## BEGIN Records supplied

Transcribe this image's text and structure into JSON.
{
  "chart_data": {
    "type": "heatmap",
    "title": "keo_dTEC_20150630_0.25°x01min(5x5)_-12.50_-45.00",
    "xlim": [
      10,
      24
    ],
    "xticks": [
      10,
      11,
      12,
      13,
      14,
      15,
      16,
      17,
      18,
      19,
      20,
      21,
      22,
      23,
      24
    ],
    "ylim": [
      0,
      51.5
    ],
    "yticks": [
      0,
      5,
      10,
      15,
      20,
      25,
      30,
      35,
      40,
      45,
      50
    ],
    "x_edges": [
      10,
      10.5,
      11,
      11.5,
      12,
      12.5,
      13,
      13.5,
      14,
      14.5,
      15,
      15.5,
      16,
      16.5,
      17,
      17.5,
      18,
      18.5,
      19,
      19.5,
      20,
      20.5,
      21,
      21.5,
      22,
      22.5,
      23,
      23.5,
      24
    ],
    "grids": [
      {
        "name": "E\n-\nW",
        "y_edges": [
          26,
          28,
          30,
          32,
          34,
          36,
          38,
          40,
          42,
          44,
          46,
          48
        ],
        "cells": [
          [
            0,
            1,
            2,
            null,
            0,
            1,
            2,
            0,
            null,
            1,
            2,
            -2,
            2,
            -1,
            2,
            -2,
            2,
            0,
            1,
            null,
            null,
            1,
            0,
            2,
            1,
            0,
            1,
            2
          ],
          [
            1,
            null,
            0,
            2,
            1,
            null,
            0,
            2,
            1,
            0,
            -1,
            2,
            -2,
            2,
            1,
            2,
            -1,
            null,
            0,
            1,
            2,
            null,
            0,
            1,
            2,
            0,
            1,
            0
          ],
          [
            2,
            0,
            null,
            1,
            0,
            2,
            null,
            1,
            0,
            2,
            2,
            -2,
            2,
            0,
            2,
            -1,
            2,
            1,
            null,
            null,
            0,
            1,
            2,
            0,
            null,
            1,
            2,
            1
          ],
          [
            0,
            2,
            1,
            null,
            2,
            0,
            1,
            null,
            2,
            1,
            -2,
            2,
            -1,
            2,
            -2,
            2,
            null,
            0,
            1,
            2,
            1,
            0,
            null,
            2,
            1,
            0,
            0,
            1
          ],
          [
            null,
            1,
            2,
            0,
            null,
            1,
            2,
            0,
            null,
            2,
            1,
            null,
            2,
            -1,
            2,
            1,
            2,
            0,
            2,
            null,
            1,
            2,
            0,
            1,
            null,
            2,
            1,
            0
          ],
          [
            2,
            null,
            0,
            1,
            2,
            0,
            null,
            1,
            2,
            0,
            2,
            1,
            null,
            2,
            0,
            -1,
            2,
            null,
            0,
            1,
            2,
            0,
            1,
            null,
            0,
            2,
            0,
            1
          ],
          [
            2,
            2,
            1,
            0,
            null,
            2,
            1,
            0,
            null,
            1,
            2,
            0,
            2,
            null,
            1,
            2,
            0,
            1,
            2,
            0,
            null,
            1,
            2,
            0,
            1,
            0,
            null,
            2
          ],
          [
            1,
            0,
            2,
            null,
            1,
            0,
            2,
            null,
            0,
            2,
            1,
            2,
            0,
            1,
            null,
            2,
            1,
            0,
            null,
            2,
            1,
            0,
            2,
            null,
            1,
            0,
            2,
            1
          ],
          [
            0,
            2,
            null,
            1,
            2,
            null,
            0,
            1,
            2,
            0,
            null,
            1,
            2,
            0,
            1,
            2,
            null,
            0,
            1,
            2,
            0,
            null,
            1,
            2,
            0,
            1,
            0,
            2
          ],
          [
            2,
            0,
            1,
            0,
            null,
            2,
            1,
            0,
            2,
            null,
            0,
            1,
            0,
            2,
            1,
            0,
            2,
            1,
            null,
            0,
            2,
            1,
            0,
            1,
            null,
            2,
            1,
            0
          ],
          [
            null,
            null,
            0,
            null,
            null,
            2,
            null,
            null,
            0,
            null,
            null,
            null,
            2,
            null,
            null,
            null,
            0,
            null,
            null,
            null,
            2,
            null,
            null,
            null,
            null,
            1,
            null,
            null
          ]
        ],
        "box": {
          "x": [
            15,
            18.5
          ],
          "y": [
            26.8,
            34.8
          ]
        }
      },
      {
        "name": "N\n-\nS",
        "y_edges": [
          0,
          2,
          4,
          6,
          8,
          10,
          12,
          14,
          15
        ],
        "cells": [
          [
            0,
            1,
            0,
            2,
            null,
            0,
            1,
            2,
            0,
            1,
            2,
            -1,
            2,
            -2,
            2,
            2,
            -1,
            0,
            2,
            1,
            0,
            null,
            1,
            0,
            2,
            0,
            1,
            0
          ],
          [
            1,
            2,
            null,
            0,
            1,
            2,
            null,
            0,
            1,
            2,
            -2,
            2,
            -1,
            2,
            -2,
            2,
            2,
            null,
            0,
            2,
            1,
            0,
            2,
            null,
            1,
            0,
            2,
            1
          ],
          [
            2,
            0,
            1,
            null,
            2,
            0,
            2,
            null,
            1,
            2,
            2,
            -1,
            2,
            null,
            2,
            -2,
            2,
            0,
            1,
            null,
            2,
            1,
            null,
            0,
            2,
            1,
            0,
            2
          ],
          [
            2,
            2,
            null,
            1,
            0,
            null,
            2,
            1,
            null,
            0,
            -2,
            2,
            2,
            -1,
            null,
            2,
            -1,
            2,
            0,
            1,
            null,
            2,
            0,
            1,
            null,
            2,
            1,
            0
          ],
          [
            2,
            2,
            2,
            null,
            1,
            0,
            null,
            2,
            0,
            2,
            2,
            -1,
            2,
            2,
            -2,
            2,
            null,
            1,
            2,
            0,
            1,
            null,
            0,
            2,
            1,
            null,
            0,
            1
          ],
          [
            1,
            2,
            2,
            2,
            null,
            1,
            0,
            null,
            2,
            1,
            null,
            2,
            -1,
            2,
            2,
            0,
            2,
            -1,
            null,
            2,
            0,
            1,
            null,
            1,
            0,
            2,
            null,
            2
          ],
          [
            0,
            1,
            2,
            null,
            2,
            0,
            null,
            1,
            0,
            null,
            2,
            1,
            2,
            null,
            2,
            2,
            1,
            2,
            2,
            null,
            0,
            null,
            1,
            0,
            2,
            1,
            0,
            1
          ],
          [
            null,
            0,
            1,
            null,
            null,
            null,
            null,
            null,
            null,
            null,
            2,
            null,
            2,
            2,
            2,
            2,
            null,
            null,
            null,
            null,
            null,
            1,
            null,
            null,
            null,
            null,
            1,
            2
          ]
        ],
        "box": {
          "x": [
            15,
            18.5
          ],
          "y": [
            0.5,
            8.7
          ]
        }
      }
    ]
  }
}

## END Records supplied

» **Required work**:
Send back each record exactly as it stands.

» **Output for this exercise**:
Transcribe this image's text and structure into JSON.
{
  "chart_data": {
    "type": "heatmap",
    "title": "keo_dTEC_20150630_0.25°x01min(5x5)_-12.50_-45.00",
    "xlim": [
      10,
      24
    ],
    "xticks": [
      10,
      11,
      12,
      13,
      14,
      15,
      16,
      17,
      18,
      19,
      20,
      21,
      22,
      23,
      24
    ],
    "ylim": [
      0,
      51.5
    ],
    "yticks": [
      0,
      5,
      10,
      15,
      20,
      25,
      30,
      35,
      40,
      45,
      50
    ],
    "x_edges": [
      10,
      10.5,
      11,
      11.5,
      12,
      12.5,
      13,
      13.5,
      14,
      14.5,
      15,
      15.5,
      16,
      16.5,
      17,
      17.5,
      18,
      18.5,
      19,
      19.5,
      20,
      20.5,
      21,
      21.5,
      22,
      22.5,
      23,
      23.5,
      24
    ],
    "grids": [
      {
        "name": "E\n-\nW",
        "y_edges": [
          26,
          28,
          30,
          32,
          34,
          36,
          38,
          40,
          42,
          44,
          46,
          48
        ],
        "cells": [
          [
            0,
            1,
            2,
            null,
            0,
            1,
            2,
            0,
            null,
            1,
            2,
            -2,
            2,
            -1,
            2,
            -2,
            2,
            0,
            1,
            null,
            null,
            1,
            0,
            2,
            1,
            0,
            1,
            2
          ],
          [
            1,
            null,
            0,
            2,
            1,
            null,
            0,
            2,
            1,
            0,
            -1,
            2,
            -2,
            2,
            1,
            2,
            -1,
            null,
            0,
            1,
            2,
            null,
            0,
            1,
            2,
            0,
            1,
            0
          ],
          [
            2,
            0,
            null,
            1,
            0,
            2,
            null,
            1,
            0,
            2,
            2,
            -2,
            2,
            0,
            2,
            -1,
            2,
            1,
            null,
            null,
            0,
            1,
            2,
            0,
            null,
            1,
            2,
            1
          ],
          [
            0,
            2,
            1,
            null,
            2,
            0,
            1,
            null,
            2,
            1,
            -2,
            2,
            -1,
            2,
            -2,
            2,
            null,
            0,
            1,
            2,
            1,
            0,
            null,
            2,
            1,
            0,
            0,
            1
          ],
          [
            null,
            1,
            2,
            0,
            null,
            1,
            2,
            0,
            null,
            2,
            1,
            null,
            2,
            -1,
            2,
            1,
            2,
            0,
            2,
            null,
            1,
            2,
            0,
            1,
            null,
            2,
            1,
            0
          ],
          [
            2,
            null,
            0,
            1,
            2,
            0,
            null,
            1,
            2,
            0,
            2,
            1,
            null,
            2,
            0,
            -1,
            2,
            null,
            0,
            1,
            2,
            0,
            1,
            null,
            0,
            2,
            0,
            1
          ],
          [
            2,
            2,
            1,
            0,
            null,
            2,
            1,
            0,
            null,
            1,
            2,
            0,
            2,
            null,
            1,
            2,
            0,
            1,
            2,
            0,
            null,
            1,
            2,
            0,
            1,
            0,
            null,
            2
          ],
          [
            1,
            0,
            2,
            null,
            1,
            0,
            2,
            null,
            0,
            2,
            1,
            2,
            0,
            1,
            null,
            2,
            1,
            0,
            null,
            2,
            1,
            0,
            2,
            null,
            1,
            0,
            2,
            1
          ],
          [
            0,
            2,
            null,
            1,
            2,
            null,
            0,
            1,
            2,
            0,
            null,
            1,
            2,
            0,
            1,
            2,
            null,
            0,
            1,
            2,
            0,
            null,
            1,
            2,
            0,
            1,
            0,
            2
          ],
          [
            2,
            0,
            1,
            0,
            null,
            2,
            1,
            0,
            2,
            null,
            0,
            1,
            0,
            2,
            1,
            0,
            2,
            1,
            null,
            0,
            2,
            1,
            0,
            1,
            null,
            2,
            1,
            0
          ],
          [
            null,
            null,
            0,
            null,
            null,
            2,
            null,
            null,
            0,
            null,
            null,
            null,
            2,
            null,
            null,
            null,
            0,
            null,
            null,
            null,
            2,
            null,
            null,
            null,
            null,
            1,
            null,
            null
          ]
        ],
        "box": {
          "x": [
            15,
            18.5
          ],
          "y": [
            26.8,
            34.8
          ]
        }
      },
      {
        "name": "N\n-\nS",
        "y_edges": [
          0,
          2,
          4,
          6,
          8,
          10,
          12,
          14,
          15
        ],
        "cells": [
          [
            0,
            1,
            0,
            2,
            null,
            0,
            1,
            2,
            0,
            1,
            2,
            -1,
            2,
            -2,
            2,
            2,
            -1,
            0,
            2,
            1,
            0,
            null,
            1,
            0,
            2,
            0,
            1,
            0
          ],
          [
            1,
            2,
            null,
            0,
            1,
            2,
            null,
            0,
            1,
            2,
            -2,
            2,
            -1,
            2,
            -2,
            2,
            2,
            null,
            0,
            2,
            1,
            0,
            2,
            null,
            1,
            0,
            2,
            1
          ],
          [
            2,
            0,
            1,
            null,
            2,
            0,
            2,
            null,
            1,
            2,
            2,
            -1,
            2,
            null,
            2,
            -2,
            2,
            0,
            1,
            null,
            2,
            1,
            null,
            0,
            2,
            1,
            0,
            2
          ],
          [
            2,
            2,
            null,
            1,
            0,
            null,
            2,
            1,
            null,
            0,
            -2,
            2,
            2,
            -1,
            null,
            2,
            -1,
            2,
            0,
            1,
            null,
            2,
            0,
            1,
            null,
            2,
            1,
            0
          ],
          [
            2,
            2,
            2,
            null,
            1,
            0,
            null,
            2,
            0,
            2,
            2,
            -1,
            2,
            2,
            -2,
            2,
            null,
            1,
            2,
            0,
            1,
            null,
            0,
            2,
            1,
            null,
            0,
            1
          ],
          [
            1,
            2,
            2,
            2,
            null,
            1,
            0,
            null,
            2,
            1,
            null,
            2,
            -1,
            2,
            2,
            0,
            2,
            -1,
            null,
            2,
            0,
            1,
            null,
            1,
            0,
            2,
            null,
            2
          ],
          [
            0,
            1,
            2,
            null,
            2,
            0,
            null,
            1,
            0,
            null,
            2,
            1,
            2,
            null,
            2,
            2,
            1,
            2,
            2,
            null,
            0,
            null,
            1,
            0,
            2,
            1,
            0,
            1
          ],
          [
            null,
            0,
            1,
            null,
            null,
            null,
            null,
            null,
            null,
            null,
            2,
            null,
            2,
            2,
            2,
            2,
            null,
            null,
            null,
            null,
            null,
            1,
            null,
            null,
            null,
            null,
            1,
            2
          ]
        ],
        "box": {
          "x": [
            15,
            18.5
          ],
          "y": [
            0.5,
            8.7
          ]
        }
      }
    ]
  }
}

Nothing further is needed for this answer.